[EXERCISE]
Write out each line word for word. Drop pictures.

==================================================

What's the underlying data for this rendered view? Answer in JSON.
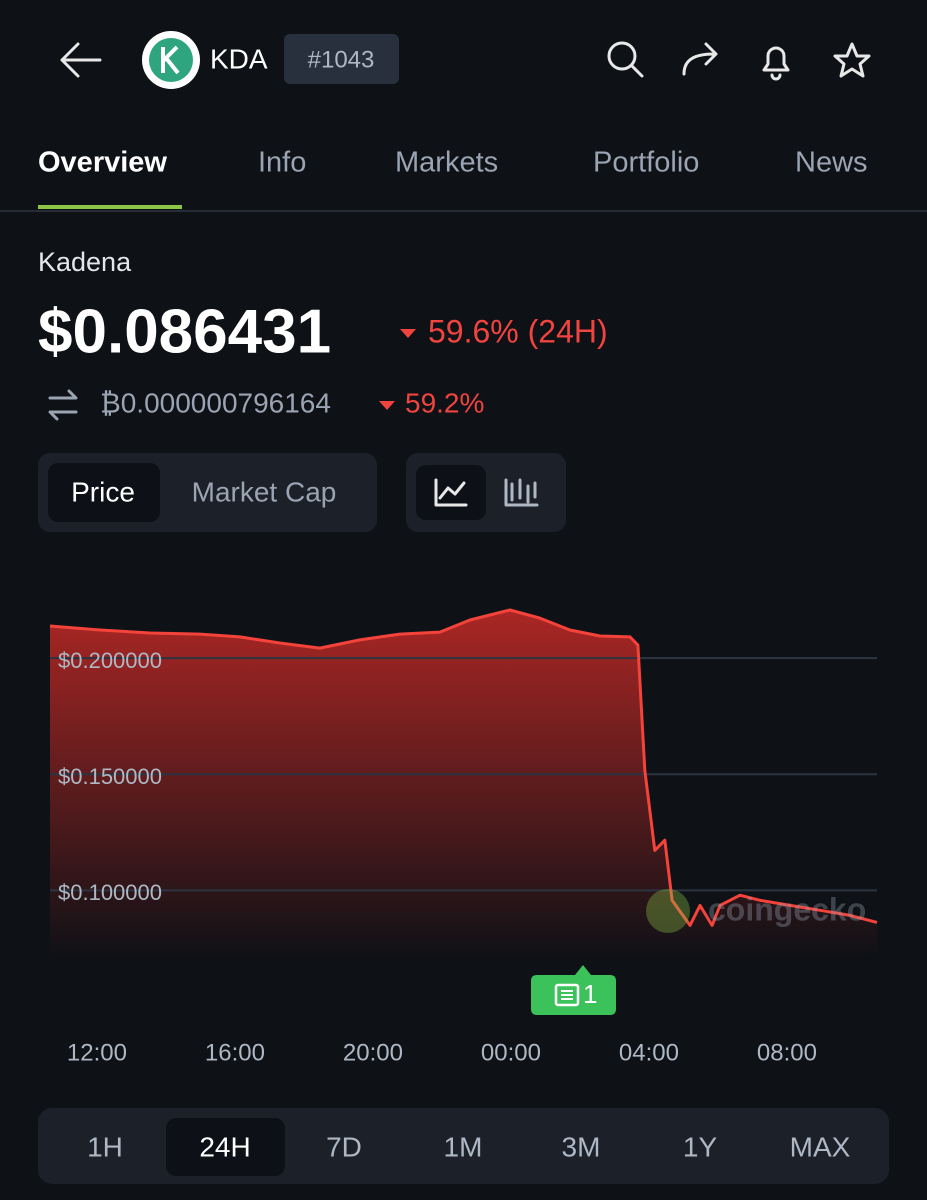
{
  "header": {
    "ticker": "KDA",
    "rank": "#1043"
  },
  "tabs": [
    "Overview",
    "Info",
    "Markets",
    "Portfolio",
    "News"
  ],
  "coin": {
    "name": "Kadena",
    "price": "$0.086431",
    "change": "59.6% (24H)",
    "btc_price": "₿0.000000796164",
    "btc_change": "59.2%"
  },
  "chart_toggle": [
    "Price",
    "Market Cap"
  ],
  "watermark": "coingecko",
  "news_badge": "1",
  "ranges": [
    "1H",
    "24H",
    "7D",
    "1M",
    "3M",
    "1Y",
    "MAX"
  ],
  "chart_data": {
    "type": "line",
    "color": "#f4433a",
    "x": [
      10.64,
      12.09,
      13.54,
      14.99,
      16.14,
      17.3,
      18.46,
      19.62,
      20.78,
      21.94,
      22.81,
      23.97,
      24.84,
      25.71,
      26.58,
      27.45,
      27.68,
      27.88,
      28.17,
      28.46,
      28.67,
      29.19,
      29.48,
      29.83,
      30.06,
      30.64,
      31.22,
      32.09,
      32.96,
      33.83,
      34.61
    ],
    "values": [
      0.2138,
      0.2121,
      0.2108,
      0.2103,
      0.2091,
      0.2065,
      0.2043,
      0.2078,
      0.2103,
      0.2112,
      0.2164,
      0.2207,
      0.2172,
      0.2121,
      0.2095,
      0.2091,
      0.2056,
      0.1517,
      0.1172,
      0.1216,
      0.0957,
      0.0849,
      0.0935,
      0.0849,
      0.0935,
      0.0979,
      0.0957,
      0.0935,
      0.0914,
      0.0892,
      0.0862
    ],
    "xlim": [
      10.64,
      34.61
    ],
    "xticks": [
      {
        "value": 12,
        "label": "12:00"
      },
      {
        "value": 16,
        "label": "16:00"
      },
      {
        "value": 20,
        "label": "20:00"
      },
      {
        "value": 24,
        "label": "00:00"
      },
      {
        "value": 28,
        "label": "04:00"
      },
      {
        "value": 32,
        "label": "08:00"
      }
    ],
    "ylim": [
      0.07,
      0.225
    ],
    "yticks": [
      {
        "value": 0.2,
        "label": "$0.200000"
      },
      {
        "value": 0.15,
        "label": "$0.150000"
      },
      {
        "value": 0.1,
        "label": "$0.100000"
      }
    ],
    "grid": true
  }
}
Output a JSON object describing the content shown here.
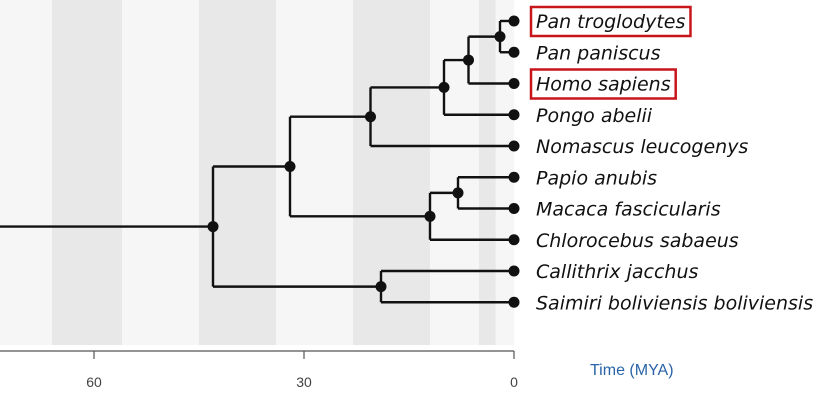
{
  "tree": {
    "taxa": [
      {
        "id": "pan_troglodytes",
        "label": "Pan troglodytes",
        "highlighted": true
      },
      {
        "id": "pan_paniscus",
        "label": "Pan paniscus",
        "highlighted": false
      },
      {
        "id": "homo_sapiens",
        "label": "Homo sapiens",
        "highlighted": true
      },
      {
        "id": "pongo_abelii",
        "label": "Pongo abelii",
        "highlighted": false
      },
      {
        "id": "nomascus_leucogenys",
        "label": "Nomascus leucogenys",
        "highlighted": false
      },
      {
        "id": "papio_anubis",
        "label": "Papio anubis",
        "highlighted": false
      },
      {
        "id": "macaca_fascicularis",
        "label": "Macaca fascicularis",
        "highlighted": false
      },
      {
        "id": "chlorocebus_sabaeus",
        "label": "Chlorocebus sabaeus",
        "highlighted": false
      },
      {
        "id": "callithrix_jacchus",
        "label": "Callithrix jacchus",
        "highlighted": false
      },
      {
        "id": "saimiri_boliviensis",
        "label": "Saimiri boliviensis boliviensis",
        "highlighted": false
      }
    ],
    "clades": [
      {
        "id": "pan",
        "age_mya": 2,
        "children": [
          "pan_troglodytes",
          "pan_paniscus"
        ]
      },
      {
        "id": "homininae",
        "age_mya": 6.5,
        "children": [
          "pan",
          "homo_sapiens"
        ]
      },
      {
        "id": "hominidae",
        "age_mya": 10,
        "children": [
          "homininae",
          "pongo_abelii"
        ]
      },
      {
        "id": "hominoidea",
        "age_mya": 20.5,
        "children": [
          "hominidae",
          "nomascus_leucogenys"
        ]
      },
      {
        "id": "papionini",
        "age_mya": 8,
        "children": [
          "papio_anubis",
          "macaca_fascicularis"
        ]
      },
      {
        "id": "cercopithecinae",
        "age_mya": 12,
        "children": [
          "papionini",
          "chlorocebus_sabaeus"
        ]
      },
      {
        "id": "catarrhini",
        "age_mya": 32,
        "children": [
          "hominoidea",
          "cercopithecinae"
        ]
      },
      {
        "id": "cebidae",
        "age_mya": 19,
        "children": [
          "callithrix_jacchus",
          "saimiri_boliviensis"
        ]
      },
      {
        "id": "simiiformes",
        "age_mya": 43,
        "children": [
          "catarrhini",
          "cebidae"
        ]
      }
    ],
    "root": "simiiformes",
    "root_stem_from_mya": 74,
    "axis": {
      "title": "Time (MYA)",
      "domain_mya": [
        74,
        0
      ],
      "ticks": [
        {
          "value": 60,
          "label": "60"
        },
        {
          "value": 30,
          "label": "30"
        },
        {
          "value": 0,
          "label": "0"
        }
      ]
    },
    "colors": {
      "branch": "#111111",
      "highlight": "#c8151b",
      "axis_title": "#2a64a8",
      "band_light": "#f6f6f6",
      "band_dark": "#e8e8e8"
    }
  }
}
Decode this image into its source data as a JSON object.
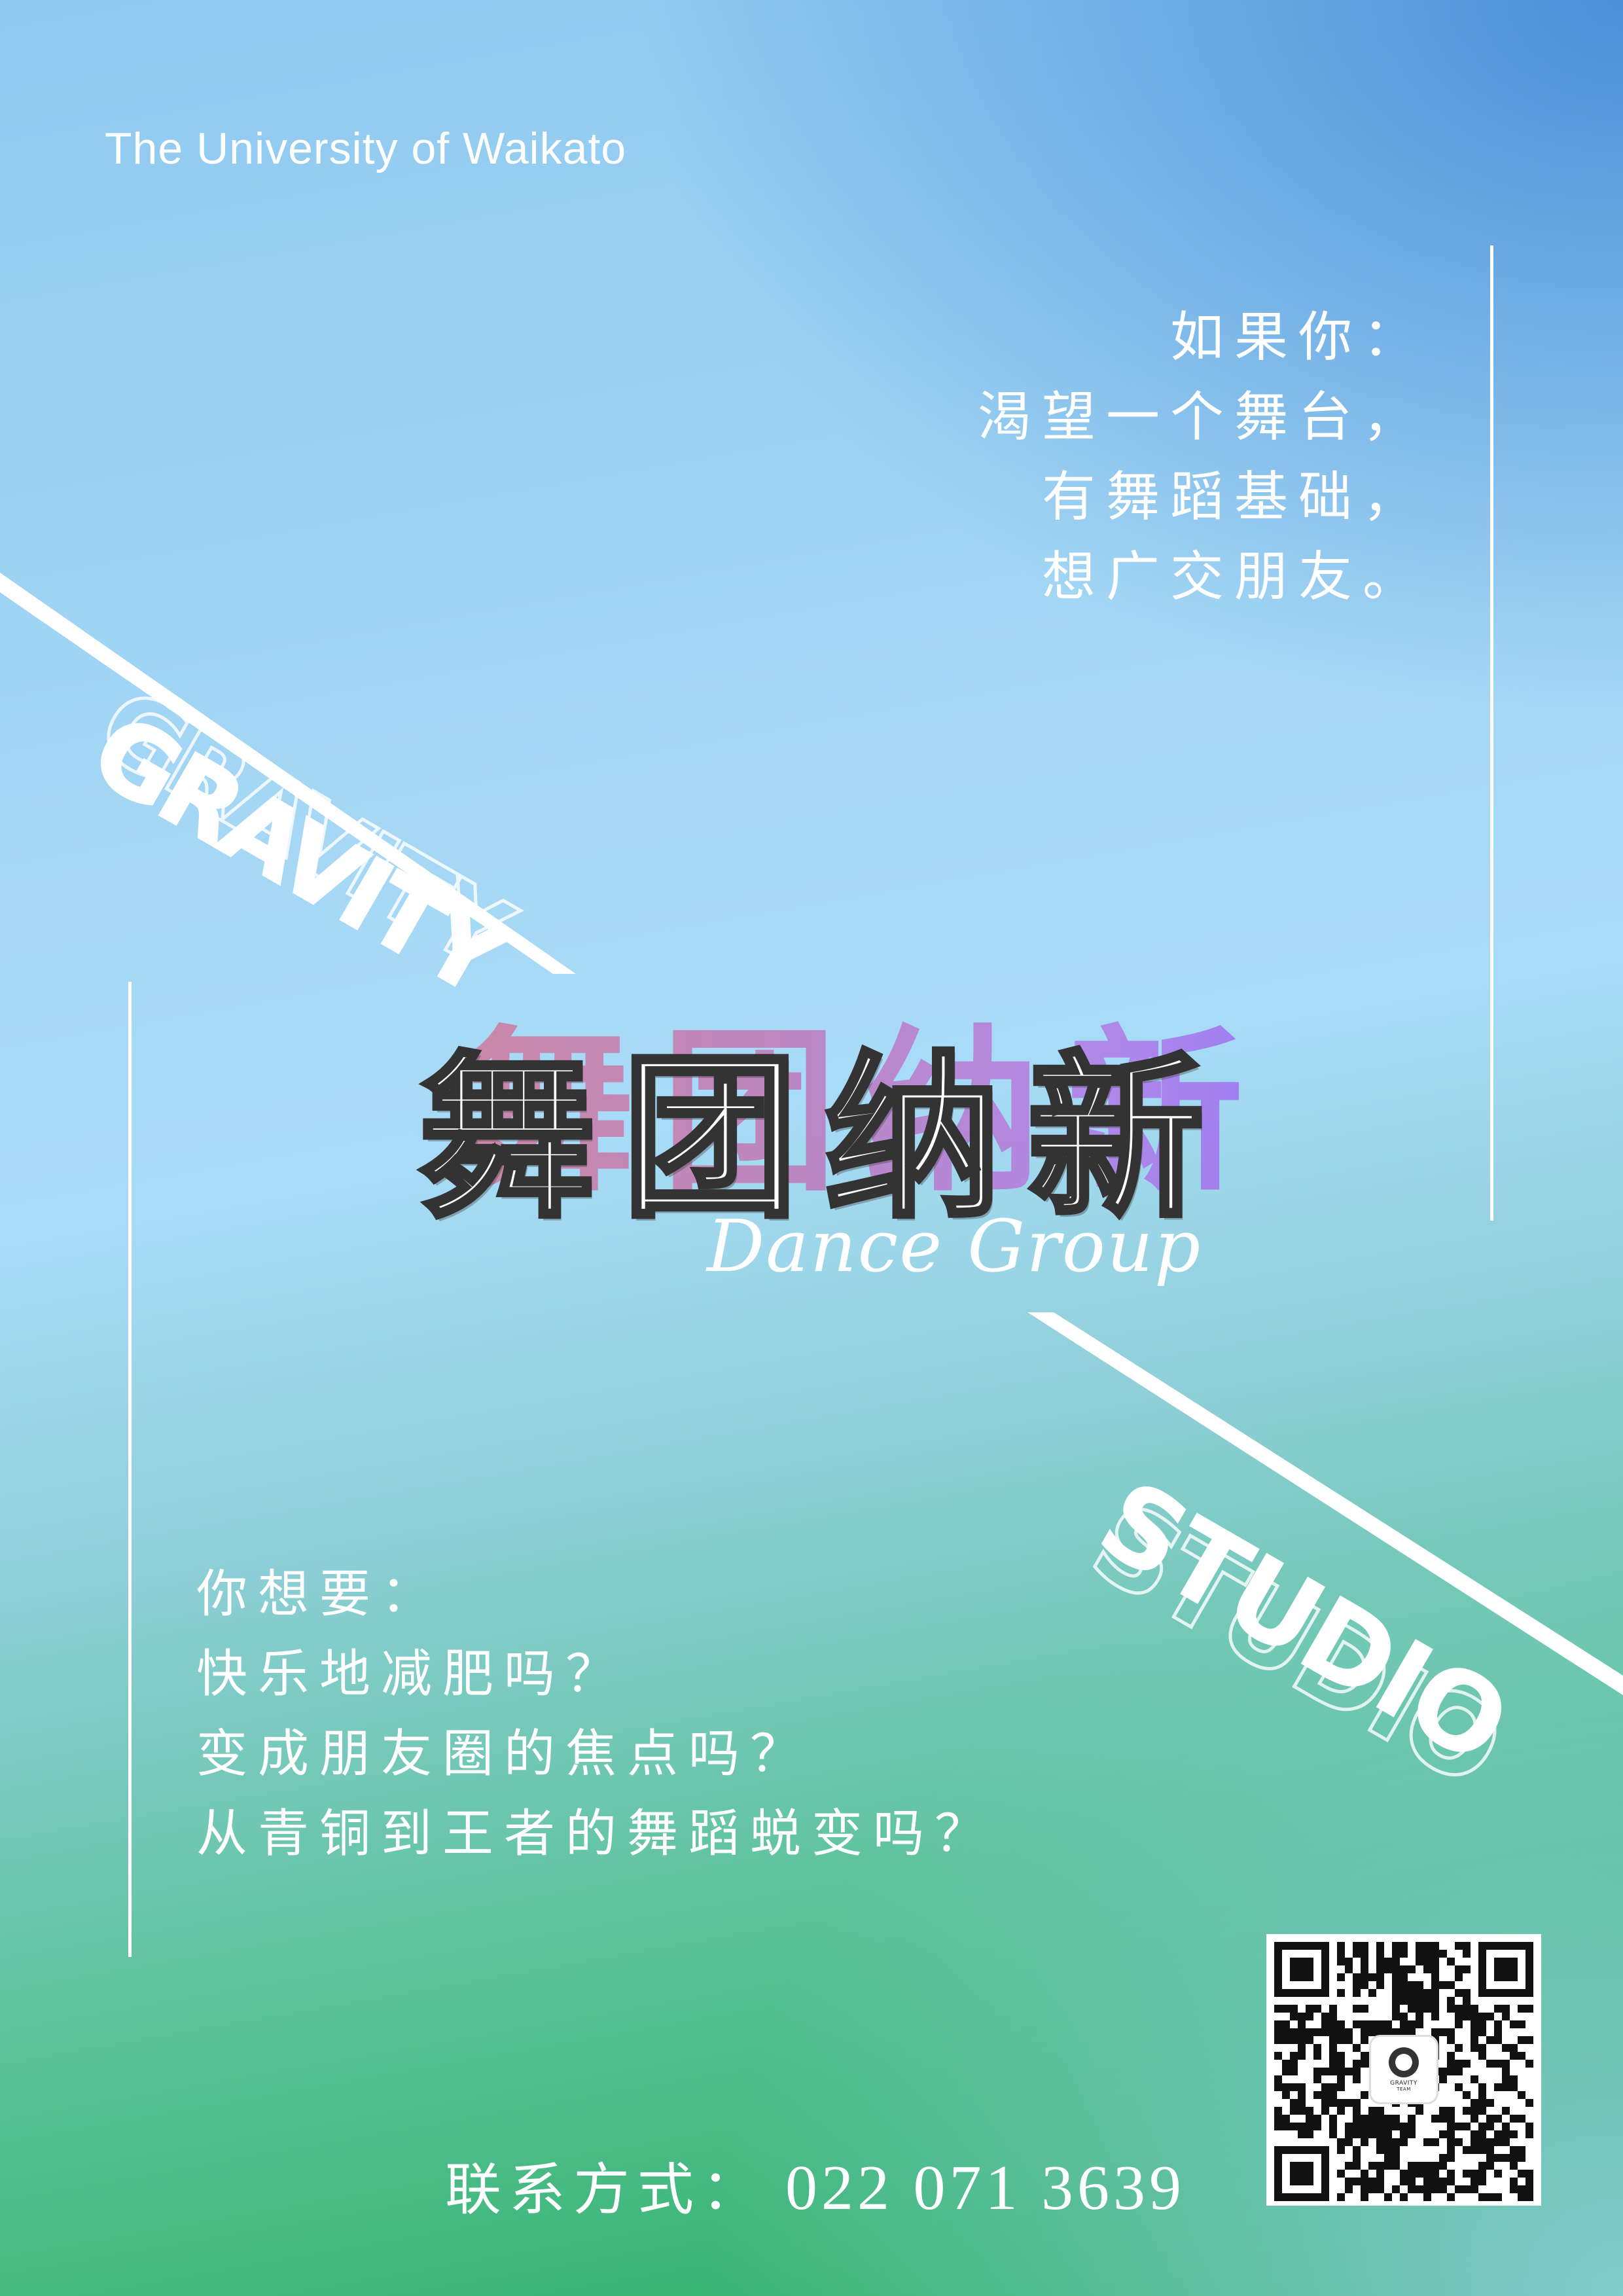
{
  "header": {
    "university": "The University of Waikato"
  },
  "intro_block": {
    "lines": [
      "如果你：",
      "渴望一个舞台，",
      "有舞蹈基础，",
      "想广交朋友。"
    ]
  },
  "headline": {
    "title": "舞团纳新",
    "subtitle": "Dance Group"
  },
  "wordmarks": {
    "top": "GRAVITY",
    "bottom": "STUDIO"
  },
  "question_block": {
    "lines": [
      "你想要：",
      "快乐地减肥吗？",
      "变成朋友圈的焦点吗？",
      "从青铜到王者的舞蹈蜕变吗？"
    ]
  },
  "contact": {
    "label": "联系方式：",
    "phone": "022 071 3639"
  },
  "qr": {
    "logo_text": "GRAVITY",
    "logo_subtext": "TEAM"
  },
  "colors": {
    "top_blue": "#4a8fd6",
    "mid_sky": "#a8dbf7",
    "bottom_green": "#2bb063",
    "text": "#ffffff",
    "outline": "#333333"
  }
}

==================================================

[RIGHT ANSWER]
What's the underlying data for this rendered view? Answer in JSON.
{
  "header": {
    "ticker": "KDA",
    "rank": "#1043"
  },
  "tabs": [
    "Overview",
    "Info",
    "Markets",
    "Portfolio",
    "News"
  ],
  "coin": {
    "name": "Kadena",
    "price": "$0.086431",
    "change": "59.6% (24H)",
    "btc_price": "₿0.000000796164",
    "btc_change": "59.2%"
  },
  "chart_toggle": [
    "Price",
    "Market Cap"
  ],
  "watermark": "coingecko",
  "news_badge": "1",
  "ranges": [
    "1H",
    "24H",
    "7D",
    "1M",
    "3M",
    "1Y",
    "MAX"
  ],
  "chart_data": {
    "type": "line",
    "color": "#f4433a",
    "x": [
      10.64,
      12.09,
      13.54,
      14.99,
      16.14,
      17.3,
      18.46,
      19.62,
      20.78,
      21.94,
      22.81,
      23.97,
      24.84,
      25.71,
      26.58,
      27.45,
      27.68,
      27.88,
      28.17,
      28.46,
      28.67,
      29.19,
      29.48,
      29.83,
      30.06,
      30.64,
      31.22,
      32.09,
      32.96,
      33.83,
      34.61
    ],
    "values": [
      0.2138,
      0.2121,
      0.2108,
      0.2103,
      0.2091,
      0.2065,
      0.2043,
      0.2078,
      0.2103,
      0.2112,
      0.2164,
      0.2207,
      0.2172,
      0.2121,
      0.2095,
      0.2091,
      0.2056,
      0.1517,
      0.1172,
      0.1216,
      0.0957,
      0.0849,
      0.0935,
      0.0849,
      0.0935,
      0.0979,
      0.0957,
      0.0935,
      0.0914,
      0.0892,
      0.0862
    ],
    "xlim": [
      10.64,
      34.61
    ],
    "xticks": [
      {
        "value": 12,
        "label": "12:00"
      },
      {
        "value": 16,
        "label": "16:00"
      },
      {
        "value": 20,
        "label": "20:00"
      },
      {
        "value": 24,
        "label": "00:00"
      },
      {
        "value": 28,
        "label": "04:00"
      },
      {
        "value": 32,
        "label": "08:00"
      }
    ],
    "ylim": [
      0.07,
      0.225
    ],
    "yticks": [
      {
        "value": 0.2,
        "label": "$0.200000"
      },
      {
        "value": 0.15,
        "label": "$0.150000"
      },
      {
        "value": 0.1,
        "label": "$0.100000"
      }
    ],
    "grid": true
  }
}
Output a JSON object describing the content shown here.
{
  "tree": {
    "taxa": [
      {
        "id": "pan_troglodytes",
        "label": "Pan troglodytes",
        "highlighted": true
      },
      {
        "id": "pan_paniscus",
        "label": "Pan paniscus",
        "highlighted": false
      },
      {
        "id": "homo_sapiens",
        "label": "Homo sapiens",
        "highlighted": true
      },
      {
        "id": "pongo_abelii",
        "label": "Pongo abelii",
        "highlighted": false
      },
      {
        "id": "nomascus_leucogenys",
        "label": "Nomascus leucogenys",
        "highlighted": false
      },
      {
        "id": "papio_anubis",
        "label": "Papio anubis",
        "highlighted": false
      },
      {
        "id": "macaca_fascicularis",
        "label": "Macaca fascicularis",
        "highlighted": false
      },
      {
        "id": "chlorocebus_sabaeus",
        "label": "Chlorocebus sabaeus",
        "highlighted": false
      },
      {
        "id": "callithrix_jacchus",
        "label": "Callithrix jacchus",
        "highlighted": false
      },
      {
        "id": "saimiri_boliviensis",
        "label": "Saimiri boliviensis boliviensis",
        "highlighted": false
      }
    ],
    "clades": [
      {
        "id": "pan",
        "age_mya": 2,
        "children": [
          "pan_troglodytes",
          "pan_paniscus"
        ]
      },
      {
        "id": "homininae",
        "age_mya": 6.5,
        "children": [
          "pan",
          "homo_sapiens"
        ]
      },
      {
        "id": "hominidae",
        "age_mya": 10,
        "children": [
          "homininae",
          "pongo_abelii"
        ]
      },
      {
        "id": "hominoidea",
        "age_mya": 20.5,
        "children": [
          "hominidae",
          "nomascus_leucogenys"
        ]
      },
      {
        "id": "papionini",
        "age_mya": 8,
        "children": [
          "papio_anubis",
          "macaca_fascicularis"
        ]
      },
      {
        "id": "cercopithecinae",
        "age_mya": 12,
        "children": [
          "papionini",
          "chlorocebus_sabaeus"
        ]
      },
      {
        "id": "catarrhini",
        "age_mya": 32,
        "children": [
          "hominoidea",
          "cercopithecinae"
        ]
      },
      {
        "id": "cebidae",
        "age_mya": 19,
        "children": [
          "callithrix_jacchus",
          "saimiri_boliviensis"
        ]
      },
      {
        "id": "simiiformes",
        "age_mya": 43,
        "children": [
          "catarrhini",
          "cebidae"
        ]
      }
    ],
    "root": "simiiformes",
    "root_stem_from_mya": 74,
    "axis": {
      "title": "Time (MYA)",
      "domain_mya": [
        74,
        0
      ],
      "ticks": [
        {
          "value": 60,
          "label": "60"
        },
        {
          "value": 30,
          "label": "30"
        },
        {
          "value": 0,
          "label": "0"
        }
      ]
    },
    "colors": {
      "branch": "#111111",
      "highlight": "#c8151b",
      "axis_title": "#2a64a8",
      "band_light": "#f6f6f6",
      "band_dark": "#e8e8e8"
    }
  }
}
Decode this image into its source data as a JSON object.
{
  "header": {
    "university": "The University of Waikato"
  },
  "intro_block": {
    "lines": [
      "如果你：",
      "渴望一个舞台，",
      "有舞蹈基础，",
      "想广交朋友。"
    ]
  },
  "headline": {
    "title": "舞团纳新",
    "subtitle": "Dance Group"
  },
  "wordmarks": {
    "top": "GRAVITY",
    "bottom": "STUDIO"
  },
  "question_block": {
    "lines": [
      "你想要：",
      "快乐地减肥吗？",
      "变成朋友圈的焦点吗？",
      "从青铜到王者的舞蹈蜕变吗？"
    ]
  },
  "contact": {
    "label": "联系方式：",
    "phone": "022 071 3639"
  },
  "qr": {
    "logo_text": "GRAVITY",
    "logo_subtext": "TEAM"
  },
  "colors": {
    "top_blue": "#4a8fd6",
    "mid_sky": "#a8dbf7",
    "bottom_green": "#2bb063",
    "text": "#ffffff",
    "outline": "#333333"
  }
}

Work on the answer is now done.